§ THE TASK: Copy out the material below in full, but not its images.

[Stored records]

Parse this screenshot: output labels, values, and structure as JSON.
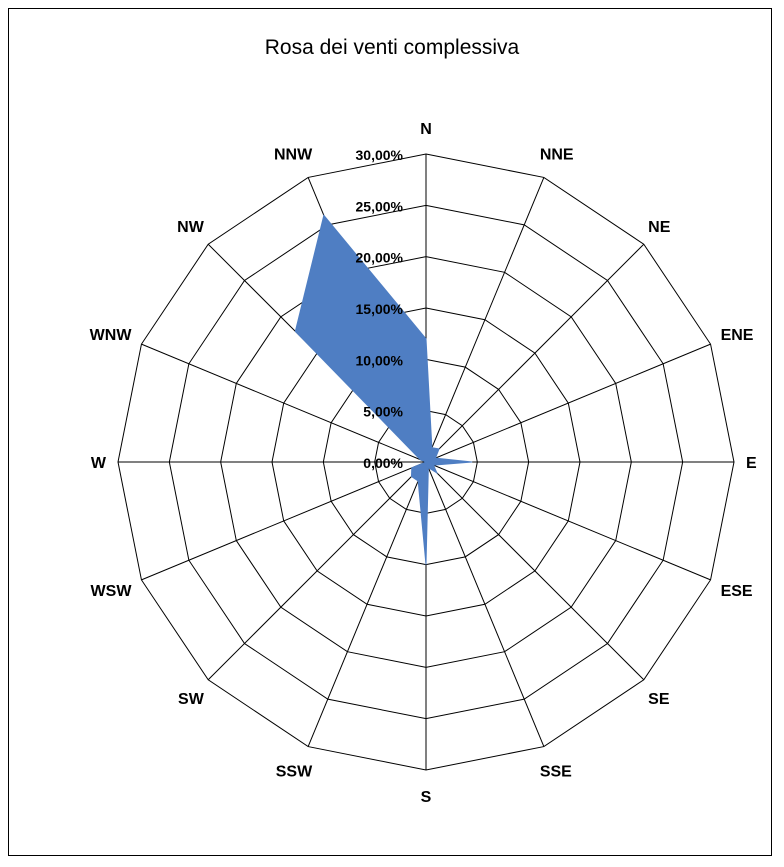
{
  "chart_data": {
    "type": "radar",
    "title": "Rosa dei venti complessiva",
    "categories": [
      "N",
      "NNE",
      "NE",
      "ENE",
      "E",
      "ESE",
      "SE",
      "SSE",
      "S",
      "SSW",
      "SW",
      "WSW",
      "W",
      "WNW",
      "NW",
      "NNW"
    ],
    "values": [
      12.0,
      1.5,
      1.8,
      1.0,
      4.5,
      0.8,
      1.5,
      0.6,
      10.0,
      2.0,
      2.0,
      1.5,
      0.0,
      0.6,
      18.0,
      26.0
    ],
    "rlim": [
      0,
      30
    ],
    "ticks": [
      "0,00%",
      "5,00%",
      "10,00%",
      "15,00%",
      "20,00%",
      "25,00%",
      "30,00%"
    ],
    "tick_values": [
      0,
      5,
      10,
      15,
      20,
      25,
      30
    ],
    "series_color": "#4f7ec3",
    "grid": true,
    "legend": "none"
  }
}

§ COMPLETED EXERCISE:
Parse this screenshot: output labels, values, and structure as JSON.
{
  "chart_data": {
    "type": "radar",
    "title": "Rosa dei venti complessiva",
    "categories": [
      "N",
      "NNE",
      "NE",
      "ENE",
      "E",
      "ESE",
      "SE",
      "SSE",
      "S",
      "SSW",
      "SW",
      "WSW",
      "W",
      "WNW",
      "NW",
      "NNW"
    ],
    "values": [
      12.0,
      1.5,
      1.8,
      1.0,
      4.5,
      0.8,
      1.5,
      0.6,
      10.0,
      2.0,
      2.0,
      1.5,
      0.0,
      0.6,
      18.0,
      26.0
    ],
    "rlim": [
      0,
      30
    ],
    "ticks": [
      "0,00%",
      "5,00%",
      "10,00%",
      "15,00%",
      "20,00%",
      "25,00%",
      "30,00%"
    ],
    "tick_values": [
      0,
      5,
      10,
      15,
      20,
      25,
      30
    ],
    "series_color": "#4f7ec3",
    "grid": true,
    "legend": "none"
  }
}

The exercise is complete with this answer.